**Fragmento facilitado:**
El fenómeno, imposible de obviar, ha comenzado a cambiar el patrón de muchos venezolanos a la hora de botar la basura. Aunque en este país no existe una cultura de reciclaje ni de separación de desperdicios, la gente y hasta los restaurantes han empezado a desechar los alimentos en contenedores aparte, para que se contaminen lo menos posible con otros desperdicios.
En una reconocida cafetería de Caracas se bota separada del resto de la basura la ‘galleta’ del café (los restos del café molido y utilizado), pues mucha gente lo busca y lo cuela de nuevo.
Pese al hambre, todavía no todos se atreven a abrir una basura, sino que comen de lo primero que se desecha en los mercados: las frutas y las verduras magulladas o feas, no aptas para la venta.
La temporada del melón convirtió la semana pasada al Mercado de Coche en un enjambre de personas que esperaban los melones pequeños, feos y con magulladuras que desechan los vendedores. En silencio, su desesperación contrastaba con el olor dulce de la fruta.

**Datos proporcionados:**

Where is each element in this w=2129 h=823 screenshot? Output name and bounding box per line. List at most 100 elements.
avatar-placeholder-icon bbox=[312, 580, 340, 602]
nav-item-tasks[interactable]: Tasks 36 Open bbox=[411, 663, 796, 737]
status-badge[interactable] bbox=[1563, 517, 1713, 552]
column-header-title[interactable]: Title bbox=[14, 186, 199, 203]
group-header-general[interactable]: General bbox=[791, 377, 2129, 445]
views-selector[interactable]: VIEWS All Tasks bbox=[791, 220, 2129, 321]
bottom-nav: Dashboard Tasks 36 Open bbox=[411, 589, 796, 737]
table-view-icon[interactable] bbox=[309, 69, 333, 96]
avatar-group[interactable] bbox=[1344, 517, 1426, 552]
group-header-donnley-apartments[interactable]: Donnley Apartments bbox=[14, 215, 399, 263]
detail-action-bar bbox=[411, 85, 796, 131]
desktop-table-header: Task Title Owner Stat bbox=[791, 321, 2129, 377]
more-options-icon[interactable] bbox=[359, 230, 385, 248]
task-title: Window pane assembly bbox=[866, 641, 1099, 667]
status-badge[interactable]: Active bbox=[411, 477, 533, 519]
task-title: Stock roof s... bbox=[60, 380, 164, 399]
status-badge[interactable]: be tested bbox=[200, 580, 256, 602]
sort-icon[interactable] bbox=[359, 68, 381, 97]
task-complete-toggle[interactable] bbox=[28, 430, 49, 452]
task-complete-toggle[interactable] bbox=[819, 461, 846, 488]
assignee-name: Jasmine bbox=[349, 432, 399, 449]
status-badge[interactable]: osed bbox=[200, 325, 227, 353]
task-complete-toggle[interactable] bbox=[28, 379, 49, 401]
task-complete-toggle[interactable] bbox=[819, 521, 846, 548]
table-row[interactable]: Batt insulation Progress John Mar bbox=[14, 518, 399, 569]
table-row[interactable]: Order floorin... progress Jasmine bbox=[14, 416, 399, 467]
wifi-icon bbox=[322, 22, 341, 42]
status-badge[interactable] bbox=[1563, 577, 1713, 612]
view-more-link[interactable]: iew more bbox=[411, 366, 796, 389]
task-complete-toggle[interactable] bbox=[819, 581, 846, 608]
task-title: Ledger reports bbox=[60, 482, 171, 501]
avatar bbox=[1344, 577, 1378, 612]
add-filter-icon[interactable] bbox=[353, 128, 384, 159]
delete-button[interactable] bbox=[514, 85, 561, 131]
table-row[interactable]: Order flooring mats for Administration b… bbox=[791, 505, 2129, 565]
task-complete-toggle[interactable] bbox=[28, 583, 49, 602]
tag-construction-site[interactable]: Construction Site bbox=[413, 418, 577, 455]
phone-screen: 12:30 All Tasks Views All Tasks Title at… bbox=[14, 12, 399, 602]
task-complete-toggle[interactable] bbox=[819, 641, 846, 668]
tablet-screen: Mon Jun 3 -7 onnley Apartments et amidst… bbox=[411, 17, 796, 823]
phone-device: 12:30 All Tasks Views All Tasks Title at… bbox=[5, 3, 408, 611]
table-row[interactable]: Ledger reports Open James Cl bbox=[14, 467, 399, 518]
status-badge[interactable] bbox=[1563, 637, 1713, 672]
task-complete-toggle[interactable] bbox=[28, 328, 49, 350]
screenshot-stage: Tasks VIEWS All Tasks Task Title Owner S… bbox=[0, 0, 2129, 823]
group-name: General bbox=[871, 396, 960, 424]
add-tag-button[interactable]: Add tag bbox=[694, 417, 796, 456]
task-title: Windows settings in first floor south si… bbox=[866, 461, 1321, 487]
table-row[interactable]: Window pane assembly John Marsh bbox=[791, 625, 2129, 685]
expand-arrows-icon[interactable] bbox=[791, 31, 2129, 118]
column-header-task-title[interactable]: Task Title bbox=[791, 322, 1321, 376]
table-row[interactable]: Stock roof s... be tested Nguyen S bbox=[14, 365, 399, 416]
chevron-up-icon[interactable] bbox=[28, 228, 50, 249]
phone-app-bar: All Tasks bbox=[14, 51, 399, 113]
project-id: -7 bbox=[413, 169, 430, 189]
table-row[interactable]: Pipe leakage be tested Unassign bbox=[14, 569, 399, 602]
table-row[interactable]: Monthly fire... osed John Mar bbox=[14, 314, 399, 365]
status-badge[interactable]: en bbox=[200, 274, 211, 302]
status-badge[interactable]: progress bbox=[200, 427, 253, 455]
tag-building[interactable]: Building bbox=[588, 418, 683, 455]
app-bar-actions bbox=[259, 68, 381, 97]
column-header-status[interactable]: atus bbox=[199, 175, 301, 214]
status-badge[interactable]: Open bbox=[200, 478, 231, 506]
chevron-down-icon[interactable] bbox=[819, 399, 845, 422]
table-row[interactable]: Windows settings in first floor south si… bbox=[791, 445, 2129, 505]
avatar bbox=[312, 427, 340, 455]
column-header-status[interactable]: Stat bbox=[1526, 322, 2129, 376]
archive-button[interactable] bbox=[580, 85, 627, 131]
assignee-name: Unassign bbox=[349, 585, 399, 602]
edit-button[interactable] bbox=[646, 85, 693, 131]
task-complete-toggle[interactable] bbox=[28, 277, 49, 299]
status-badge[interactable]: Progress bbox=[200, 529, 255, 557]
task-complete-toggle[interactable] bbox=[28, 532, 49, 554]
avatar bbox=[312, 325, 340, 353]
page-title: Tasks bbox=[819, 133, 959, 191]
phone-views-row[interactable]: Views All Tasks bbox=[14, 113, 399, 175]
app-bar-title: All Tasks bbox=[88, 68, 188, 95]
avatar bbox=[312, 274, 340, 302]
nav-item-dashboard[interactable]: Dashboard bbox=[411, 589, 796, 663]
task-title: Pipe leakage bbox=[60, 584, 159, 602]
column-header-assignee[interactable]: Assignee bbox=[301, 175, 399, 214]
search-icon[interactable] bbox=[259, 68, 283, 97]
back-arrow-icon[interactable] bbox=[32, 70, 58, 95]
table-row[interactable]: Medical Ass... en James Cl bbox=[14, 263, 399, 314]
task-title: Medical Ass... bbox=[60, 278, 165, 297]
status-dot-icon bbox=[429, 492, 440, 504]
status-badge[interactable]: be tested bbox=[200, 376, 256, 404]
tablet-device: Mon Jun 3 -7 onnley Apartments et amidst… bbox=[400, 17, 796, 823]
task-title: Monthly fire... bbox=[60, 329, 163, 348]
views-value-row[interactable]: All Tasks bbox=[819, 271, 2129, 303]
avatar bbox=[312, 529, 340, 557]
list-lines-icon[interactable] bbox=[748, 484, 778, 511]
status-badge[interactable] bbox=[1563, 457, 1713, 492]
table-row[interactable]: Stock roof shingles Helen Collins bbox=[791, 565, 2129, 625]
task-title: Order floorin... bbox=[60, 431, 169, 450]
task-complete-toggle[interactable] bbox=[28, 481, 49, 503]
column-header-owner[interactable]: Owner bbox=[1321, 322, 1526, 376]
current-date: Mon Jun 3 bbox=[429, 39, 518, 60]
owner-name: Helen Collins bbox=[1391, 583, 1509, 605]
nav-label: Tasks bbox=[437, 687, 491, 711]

**Instrucciones:**
a: Indica si cada afirmación coincide con el fragmento sobre la basura en Venezuela y cita las palabras del texto que lo demuestran: (i) En Venezuela existe una cultura de reciclaje consolidada. (ii) En una cafetería de Caracas se separa la ‘galleta’ del café porque hay quien la vuelve a colar. (iii) En el Mercado de Coche la gente aguardaba los melones dañados que tiraban los vendedores.
b: Prosigue el fragmento sobre la basura en Venezuela a partir de su última oración.

**Respuestas por punto:**
a:
(i) No: "en este país no existe una cultura de reciclaje ni de separación de desperdicios".
(ii) Sí: "pues mucha gente lo busca y lo cuela de nuevo".
(iii) Sí: "esperaban los melones pequeños, feos y con magulladuras que desechan los vendedores".

b:
Karen, de 20 años y con su niña de 2 abrazada al cuello, recogió dos y desayunó uno con la nena al lado del camión. Lo comen hasta dejar la cáscara como una tela traslúcida. Como llegó a las 4 de la mañana, consiguió dos plátanos y unos pepinos, que será la comida del día para ellas y su otro hijo, que está en la escuela.
Prefiere ir muy temprano en la mañana, pues asegura que aunque en la tarde hay más cosas llegan hombres con palos que se apropian de los desperdicios, incluyendo las bolsas de basura. “Esto ahora es peligroso. Esa gente se adueña de la basura, agarra lo mejor y lo vende por ahí”, dice.
Es verdad de Perogrullo decir que la desnutrición comienza a despuntar en Venezuela, sobre todo en los niños. La doctora Maritza Landaeta, médica y directora de la Fundación Bengoa –dedicada al estudio de la nutrición en Venezuela– comenta que, desde el 2012, en el país empezó a disminuir el número de personas con sobrepeso.
Mientras adelanta un estudio sobre el estado actual de la nutrición en Venezuela, Landaeta expone algunos datos alarmantes, como que en el hospital de niños J. M. de los Ríos, de Caracas, históricamente no se atendía a más de 12 o 15 niños al año por desnutrición severa, pero en el 2016 el número alcanzó los 120.
Cuestión de vida o muerte
Clara buscaba, junto con sus dos hijos en edad escolar, en las basuras de una panadería. No tuvo más remedio, pues los niños ya han perdido muchos días de escuela. “Usted sabe, no los puedo mandar sin nada en la barriga: se me desmayan”, dijo.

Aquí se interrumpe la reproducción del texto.